> _Stored records_
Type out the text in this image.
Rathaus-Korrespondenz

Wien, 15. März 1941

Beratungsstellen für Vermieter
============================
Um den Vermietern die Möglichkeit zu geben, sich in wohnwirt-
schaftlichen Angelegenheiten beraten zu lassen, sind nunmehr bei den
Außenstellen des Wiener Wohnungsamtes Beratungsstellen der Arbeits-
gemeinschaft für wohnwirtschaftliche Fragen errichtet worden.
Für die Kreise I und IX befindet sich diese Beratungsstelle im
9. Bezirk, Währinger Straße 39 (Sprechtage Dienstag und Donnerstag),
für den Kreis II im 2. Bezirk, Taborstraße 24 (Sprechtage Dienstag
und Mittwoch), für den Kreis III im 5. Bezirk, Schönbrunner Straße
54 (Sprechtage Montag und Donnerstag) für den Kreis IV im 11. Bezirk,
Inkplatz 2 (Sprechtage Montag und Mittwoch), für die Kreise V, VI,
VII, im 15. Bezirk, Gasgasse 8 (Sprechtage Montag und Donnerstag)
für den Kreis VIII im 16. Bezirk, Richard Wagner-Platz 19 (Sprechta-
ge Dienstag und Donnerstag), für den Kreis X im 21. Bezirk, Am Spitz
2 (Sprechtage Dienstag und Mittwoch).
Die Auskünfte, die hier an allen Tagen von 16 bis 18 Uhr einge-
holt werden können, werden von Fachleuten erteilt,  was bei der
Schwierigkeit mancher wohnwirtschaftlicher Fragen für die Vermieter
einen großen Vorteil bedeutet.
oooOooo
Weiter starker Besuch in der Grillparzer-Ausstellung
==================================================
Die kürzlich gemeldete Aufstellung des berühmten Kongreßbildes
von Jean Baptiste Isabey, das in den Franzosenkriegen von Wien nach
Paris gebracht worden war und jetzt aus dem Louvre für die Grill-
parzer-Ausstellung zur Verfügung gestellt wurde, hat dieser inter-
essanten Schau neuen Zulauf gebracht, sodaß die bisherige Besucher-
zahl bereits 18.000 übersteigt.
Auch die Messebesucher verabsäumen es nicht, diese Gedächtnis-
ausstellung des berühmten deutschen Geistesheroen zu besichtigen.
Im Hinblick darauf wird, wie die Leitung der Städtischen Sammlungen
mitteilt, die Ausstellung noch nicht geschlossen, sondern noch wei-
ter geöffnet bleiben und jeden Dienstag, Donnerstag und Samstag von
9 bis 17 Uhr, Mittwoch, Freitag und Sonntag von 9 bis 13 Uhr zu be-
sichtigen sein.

> _Instructions to follow_
Count the lines that hold the string "Montag" and state that number alone.

> _Correct answer_
3